## TASK DESCRIPTION
Search the entries below. Return every line that has "name" in it.

## ENTRIES SUPPLIED
━━━━━━━━━━━━━━━━━━━━━━━━━━━━━━
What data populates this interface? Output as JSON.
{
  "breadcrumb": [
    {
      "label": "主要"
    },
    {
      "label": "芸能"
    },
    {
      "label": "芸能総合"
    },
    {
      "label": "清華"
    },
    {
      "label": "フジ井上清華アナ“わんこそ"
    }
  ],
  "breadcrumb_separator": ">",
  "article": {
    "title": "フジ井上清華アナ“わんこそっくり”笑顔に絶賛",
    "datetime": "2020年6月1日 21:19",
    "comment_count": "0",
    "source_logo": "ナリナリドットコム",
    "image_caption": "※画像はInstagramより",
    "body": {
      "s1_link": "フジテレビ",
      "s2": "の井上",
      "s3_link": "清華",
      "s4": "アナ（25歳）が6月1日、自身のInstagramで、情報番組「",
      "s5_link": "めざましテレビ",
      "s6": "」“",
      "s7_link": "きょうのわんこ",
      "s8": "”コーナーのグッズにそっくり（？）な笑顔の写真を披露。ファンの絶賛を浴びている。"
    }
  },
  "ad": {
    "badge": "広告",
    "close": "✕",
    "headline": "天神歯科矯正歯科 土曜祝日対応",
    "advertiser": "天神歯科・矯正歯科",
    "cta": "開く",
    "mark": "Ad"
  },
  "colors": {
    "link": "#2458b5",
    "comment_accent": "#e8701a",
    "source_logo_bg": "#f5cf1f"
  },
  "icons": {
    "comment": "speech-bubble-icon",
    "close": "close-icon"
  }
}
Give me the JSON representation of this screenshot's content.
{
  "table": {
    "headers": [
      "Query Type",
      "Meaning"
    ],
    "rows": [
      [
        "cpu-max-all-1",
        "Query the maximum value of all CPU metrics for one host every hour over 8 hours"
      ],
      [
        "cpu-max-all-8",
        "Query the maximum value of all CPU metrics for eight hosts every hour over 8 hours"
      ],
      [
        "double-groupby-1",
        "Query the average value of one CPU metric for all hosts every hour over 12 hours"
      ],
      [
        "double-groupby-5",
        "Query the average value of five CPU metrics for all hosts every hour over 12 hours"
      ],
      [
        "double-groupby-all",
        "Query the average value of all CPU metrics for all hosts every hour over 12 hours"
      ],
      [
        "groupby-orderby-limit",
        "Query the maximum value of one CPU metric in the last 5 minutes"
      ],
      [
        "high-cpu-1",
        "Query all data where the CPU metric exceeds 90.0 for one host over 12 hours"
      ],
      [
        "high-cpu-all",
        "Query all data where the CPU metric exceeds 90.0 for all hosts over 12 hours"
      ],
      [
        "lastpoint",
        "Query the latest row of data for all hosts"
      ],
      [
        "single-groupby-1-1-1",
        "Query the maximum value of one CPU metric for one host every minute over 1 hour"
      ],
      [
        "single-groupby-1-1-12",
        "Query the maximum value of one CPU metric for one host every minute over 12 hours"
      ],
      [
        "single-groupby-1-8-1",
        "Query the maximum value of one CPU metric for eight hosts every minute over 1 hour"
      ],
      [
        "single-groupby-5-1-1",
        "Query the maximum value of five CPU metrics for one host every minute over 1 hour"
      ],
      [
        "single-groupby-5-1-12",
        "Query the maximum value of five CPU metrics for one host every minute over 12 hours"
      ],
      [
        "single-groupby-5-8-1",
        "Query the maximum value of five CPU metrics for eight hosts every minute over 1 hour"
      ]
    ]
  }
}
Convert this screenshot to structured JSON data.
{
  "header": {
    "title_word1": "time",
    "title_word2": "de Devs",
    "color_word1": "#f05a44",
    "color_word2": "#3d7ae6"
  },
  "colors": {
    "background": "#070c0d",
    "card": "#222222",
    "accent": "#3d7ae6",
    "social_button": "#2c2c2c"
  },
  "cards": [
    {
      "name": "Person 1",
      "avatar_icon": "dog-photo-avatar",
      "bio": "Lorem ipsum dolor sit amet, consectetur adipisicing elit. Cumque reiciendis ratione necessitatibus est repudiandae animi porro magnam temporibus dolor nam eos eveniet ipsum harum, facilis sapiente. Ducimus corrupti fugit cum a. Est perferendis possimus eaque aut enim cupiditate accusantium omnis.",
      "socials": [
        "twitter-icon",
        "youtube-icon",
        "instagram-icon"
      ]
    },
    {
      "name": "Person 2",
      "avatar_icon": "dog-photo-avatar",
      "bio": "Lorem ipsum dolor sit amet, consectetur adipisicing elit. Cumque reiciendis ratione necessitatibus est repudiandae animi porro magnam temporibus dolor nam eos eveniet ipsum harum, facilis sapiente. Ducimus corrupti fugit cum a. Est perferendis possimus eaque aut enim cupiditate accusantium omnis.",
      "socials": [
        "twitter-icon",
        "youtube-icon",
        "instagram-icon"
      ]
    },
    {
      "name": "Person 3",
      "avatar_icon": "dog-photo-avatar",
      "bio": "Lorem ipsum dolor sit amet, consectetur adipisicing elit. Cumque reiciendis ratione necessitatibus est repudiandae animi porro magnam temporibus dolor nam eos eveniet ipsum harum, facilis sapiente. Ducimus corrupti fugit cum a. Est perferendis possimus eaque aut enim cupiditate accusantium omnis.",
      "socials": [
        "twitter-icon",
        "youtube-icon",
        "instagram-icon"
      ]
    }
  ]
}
━━━━━━━━━━━━━━━━━━━━━━━━━━━━━━
## EXERCISE ANSWER
      "name": "Person 1",
      "name": "Person 2",
      "name": "Person 3",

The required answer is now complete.